STATED PROBLEM: Please retype the data in full and exactly; the pictures are not part of the copy.

─── PROVIDED INFORMATION ───

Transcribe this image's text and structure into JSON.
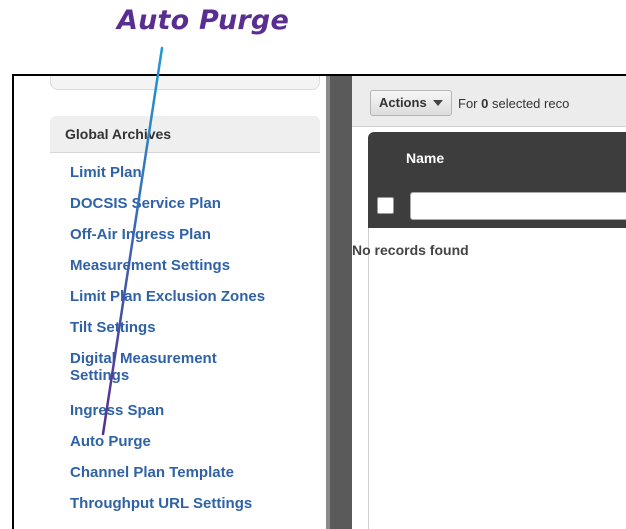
{
  "callout": {
    "text": "Auto Purge"
  },
  "sidebar": {
    "section_title": "Global Archives",
    "items": [
      {
        "label": "Limit Plan",
        "lines": 1
      },
      {
        "label": "DOCSIS Service Plan",
        "lines": 1
      },
      {
        "label": "Off-Air Ingress Plan",
        "lines": 1
      },
      {
        "label": "Measurement Settings",
        "lines": 1
      },
      {
        "label": "Limit Plan Exclusion Zones",
        "lines": 1
      },
      {
        "label": "Tilt Settings",
        "lines": 1
      },
      {
        "label": "Digital Measurement Settings",
        "lines": 2
      },
      {
        "label": "Ingress Span",
        "lines": 1
      },
      {
        "label": "Auto Purge",
        "lines": 1
      },
      {
        "label": "Channel Plan Template",
        "lines": 1
      },
      {
        "label": "Throughput URL Settings",
        "lines": 1
      }
    ]
  },
  "toolbar": {
    "actions_label": "Actions",
    "selected_prefix": "For",
    "selected_count": "0",
    "selected_suffix": "selected reco"
  },
  "grid": {
    "column_name": "Name",
    "empty_text": "No records found"
  },
  "colors": {
    "callout": "#5a2d91",
    "link": "#2f62a6",
    "header_bg": "#3d3d3d",
    "pointer_start": "#1e9ad6",
    "pointer_end": "#5a2d91"
  }
}
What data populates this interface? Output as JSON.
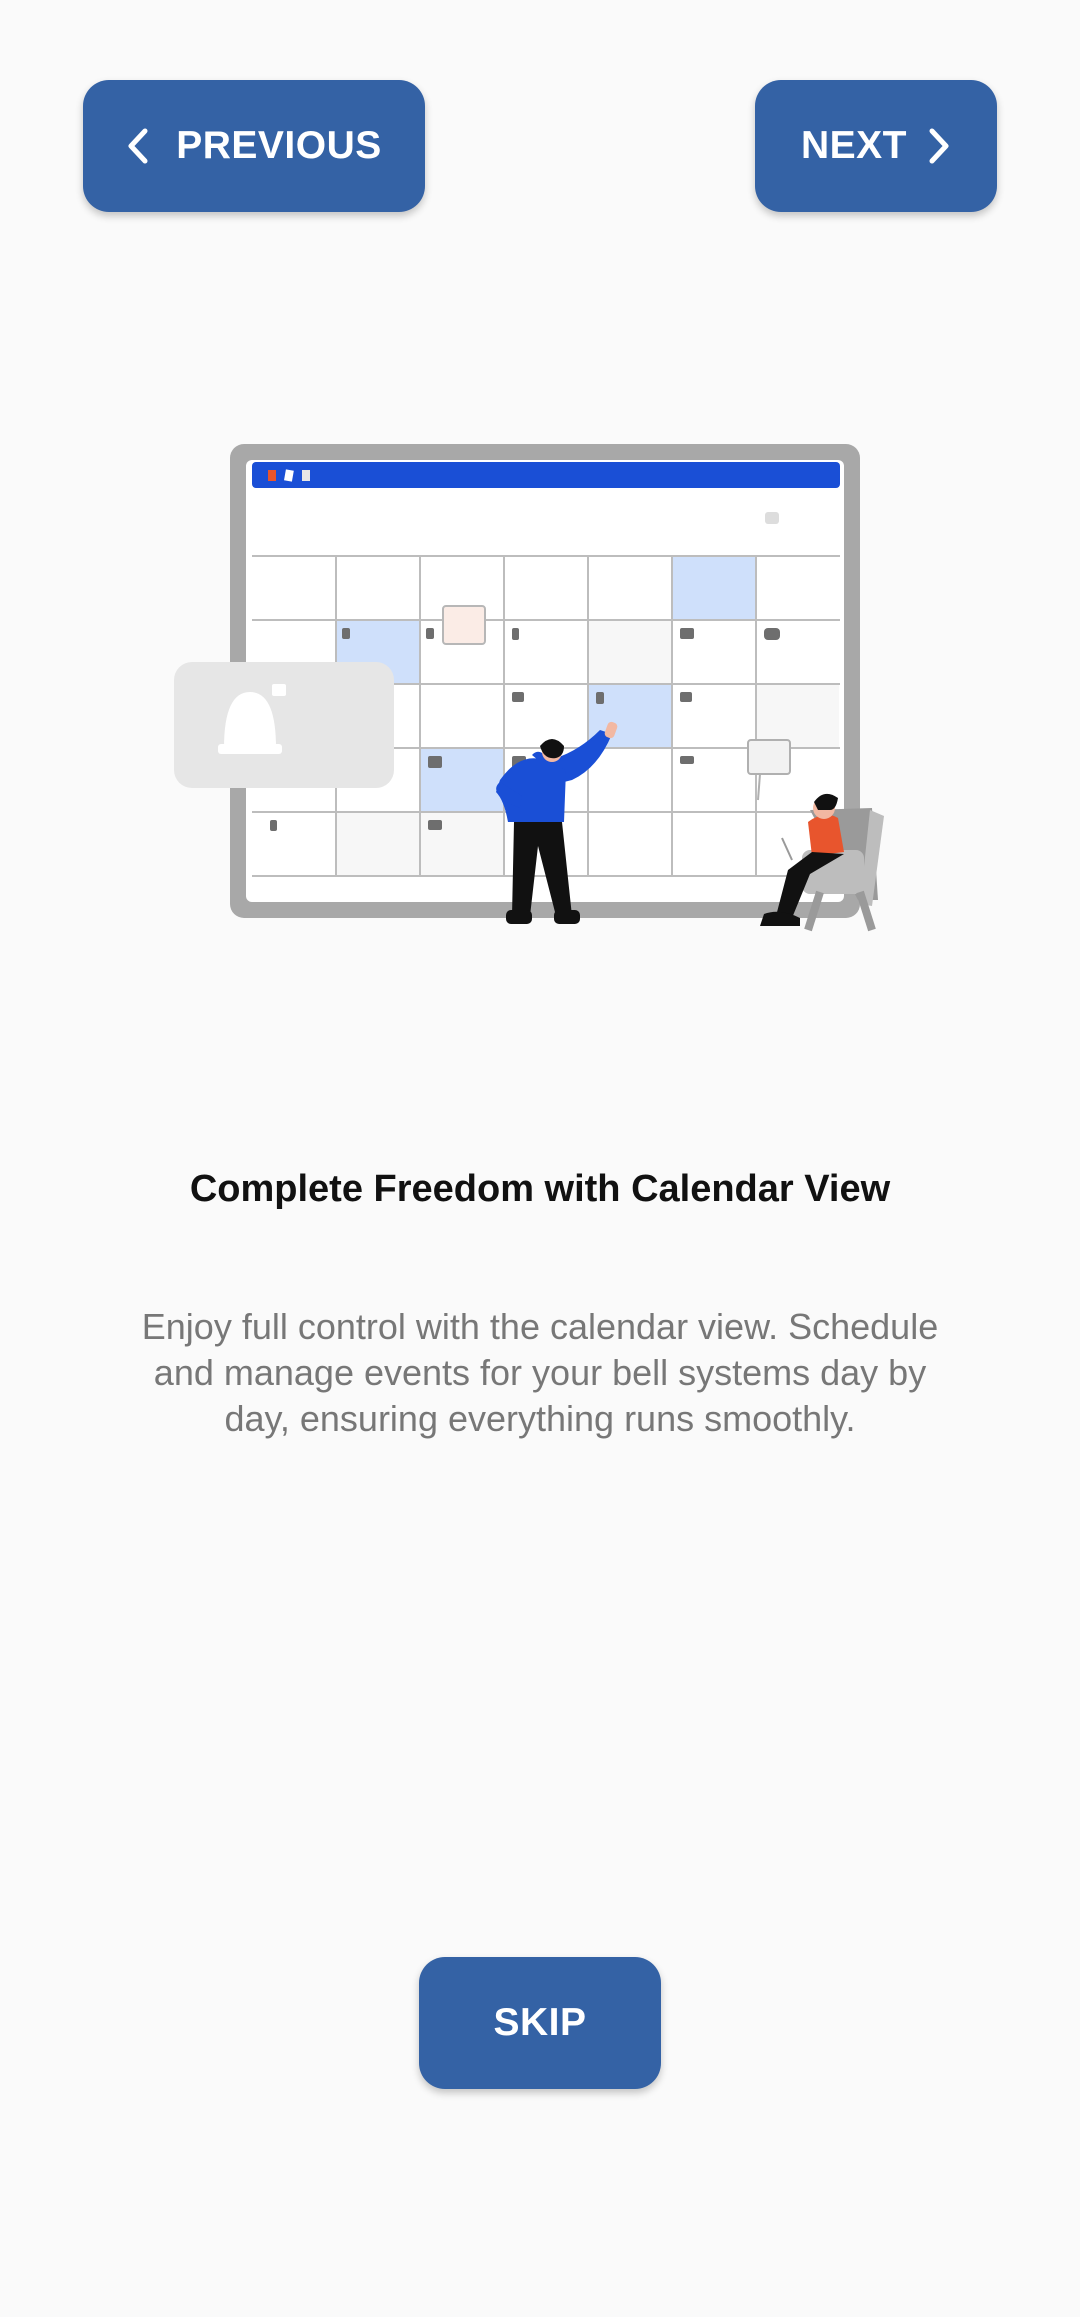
{
  "navigation": {
    "previous_label": "PREVIOUS",
    "next_label": "NEXT",
    "skip_label": "SKIP"
  },
  "onboarding": {
    "title": "Complete Freedom with Calendar View",
    "description": "Enjoy full control with the calendar view. Schedule and manage events for your bell systems day by day, ensuring everything runs smoothly."
  },
  "icons": {
    "previous": "chevron-left-icon",
    "next": "chevron-right-icon",
    "illustration": "calendar-illustration"
  },
  "colors": {
    "background": "#fafafa",
    "button": "#3462a5",
    "button_text": "#ffffff",
    "title": "#111111",
    "description": "#777777",
    "calendar_header": "#1a4fd6",
    "highlight_cell": "#cfe0fb"
  }
}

───

SOLUTION FOR THIS PROBLEM:
Transcribe this image's text and structure into JSON.
{
  "callout": {
    "text": "Auto Purge"
  },
  "sidebar": {
    "section_title": "Global Archives",
    "items": [
      {
        "label": "Limit Plan",
        "lines": 1
      },
      {
        "label": "DOCSIS Service Plan",
        "lines": 1
      },
      {
        "label": "Off-Air Ingress Plan",
        "lines": 1
      },
      {
        "label": "Measurement Settings",
        "lines": 1
      },
      {
        "label": "Limit Plan Exclusion Zones",
        "lines": 1
      },
      {
        "label": "Tilt Settings",
        "lines": 1
      },
      {
        "label": "Digital Measurement Settings",
        "lines": 2
      },
      {
        "label": "Ingress Span",
        "lines": 1
      },
      {
        "label": "Auto Purge",
        "lines": 1
      },
      {
        "label": "Channel Plan Template",
        "lines": 1
      },
      {
        "label": "Throughput URL Settings",
        "lines": 1
      }
    ]
  },
  "toolbar": {
    "actions_label": "Actions",
    "selected_prefix": "For",
    "selected_count": "0",
    "selected_suffix": "selected reco"
  },
  "grid": {
    "column_name": "Name",
    "empty_text": "No records found"
  },
  "colors": {
    "callout": "#5a2d91",
    "link": "#2f62a6",
    "header_bg": "#3d3d3d",
    "pointer_start": "#1e9ad6",
    "pointer_end": "#5a2d91"
  }
}
What data populates this interface? Output as JSON.
{
  "navigation": {
    "previous_label": "PREVIOUS",
    "next_label": "NEXT",
    "skip_label": "SKIP"
  },
  "onboarding": {
    "title": "Complete Freedom with Calendar View",
    "description": "Enjoy full control with the calendar view. Schedule and manage events for your bell systems day by day, ensuring everything runs smoothly."
  },
  "icons": {
    "previous": "chevron-left-icon",
    "next": "chevron-right-icon",
    "illustration": "calendar-illustration"
  },
  "colors": {
    "background": "#fafafa",
    "button": "#3462a5",
    "button_text": "#ffffff",
    "title": "#111111",
    "description": "#777777",
    "calendar_header": "#1a4fd6",
    "highlight_cell": "#cfe0fb"
  }
}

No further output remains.